GIVEN REQUEST –
In the material below, find all lines with the string "color" and copy them.

##### DATA EXCERPTS #####

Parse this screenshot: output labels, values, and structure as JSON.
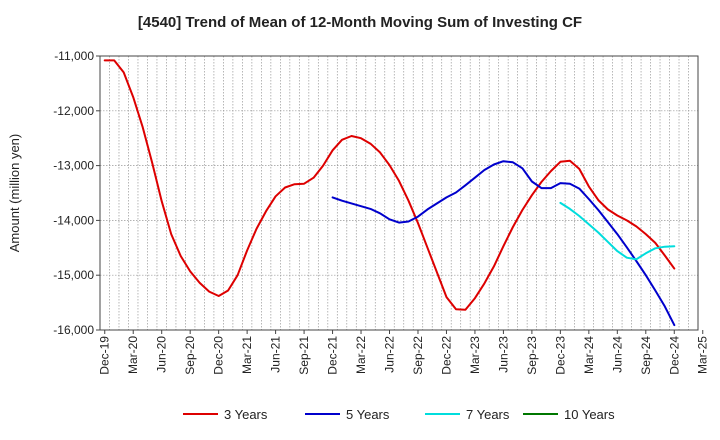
{
  "chart_data": {
    "type": "line",
    "title": "[4540]  Trend of Mean of 12-Month Moving Sum of Investing CF",
    "xlabel": "",
    "ylabel": "Amount (million yen)",
    "ylim": [
      -16000,
      -11000
    ],
    "yticks": [
      -11000,
      -12000,
      -13000,
      -14000,
      -15000,
      -16000
    ],
    "ytick_labels": [
      "-11,000",
      "-12,000",
      "-13,000",
      "-14,000",
      "-15,000",
      "-16,000"
    ],
    "x_tick_labels": [
      "Dec-19",
      "Mar-20",
      "Jun-20",
      "Sep-20",
      "Dec-20",
      "Mar-21",
      "Jun-21",
      "Sep-21",
      "Dec-21",
      "Mar-22",
      "Jun-22",
      "Sep-22",
      "Dec-22",
      "Mar-23",
      "Jun-23",
      "Sep-23",
      "Dec-23",
      "Mar-24",
      "Jun-24",
      "Sep-24",
      "Dec-24",
      "Mar-25"
    ],
    "x_start": "Dec-19",
    "x_months": 63,
    "grid": true,
    "legend_position": "bottom",
    "series": [
      {
        "name": "3 Years",
        "color": "#dd0000",
        "start_index": 0,
        "values": [
          -11080,
          -11080,
          -11300,
          -11750,
          -12300,
          -12950,
          -13650,
          -14250,
          -14650,
          -14930,
          -15140,
          -15300,
          -15380,
          -15280,
          -15000,
          -14550,
          -14150,
          -13830,
          -13560,
          -13400,
          -13340,
          -13330,
          -13220,
          -13000,
          -12720,
          -12530,
          -12460,
          -12500,
          -12600,
          -12760,
          -12990,
          -13280,
          -13640,
          -14050,
          -14500,
          -14950,
          -15400,
          -15620,
          -15630,
          -15420,
          -15150,
          -14840,
          -14470,
          -14120,
          -13810,
          -13540,
          -13300,
          -13100,
          -12930,
          -12910,
          -13060,
          -13380,
          -13630,
          -13800,
          -13910,
          -14000,
          -14110,
          -14250,
          -14410,
          -14640,
          -14880
        ]
      },
      {
        "name": "5 Years",
        "color": "#0000cc",
        "start_index": 24,
        "values": [
          -13580,
          -13640,
          -13690,
          -13740,
          -13790,
          -13870,
          -13980,
          -14040,
          -14020,
          -13930,
          -13800,
          -13690,
          -13580,
          -13490,
          -13360,
          -13220,
          -13080,
          -12980,
          -12920,
          -12940,
          -13050,
          -13290,
          -13410,
          -13410,
          -13320,
          -13330,
          -13420,
          -13610,
          -13810,
          -14030,
          -14250,
          -14490,
          -14740,
          -15000,
          -15280,
          -15570,
          -15910
        ]
      },
      {
        "name": "7 Years",
        "color": "#00dddd",
        "start_index": 48,
        "values": [
          -13680,
          -13790,
          -13920,
          -14070,
          -14220,
          -14390,
          -14560,
          -14680,
          -14710,
          -14600,
          -14510,
          -14480,
          -14470
        ]
      },
      {
        "name": "10 Years",
        "color": "#007700",
        "start_index": 60,
        "values": []
      }
    ]
  }
}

#####

EXPECTED ANSWER –
        "color": "#dd0000",
        "color": "#0000cc",
        "color": "#00dddd",
        "color": "#007700",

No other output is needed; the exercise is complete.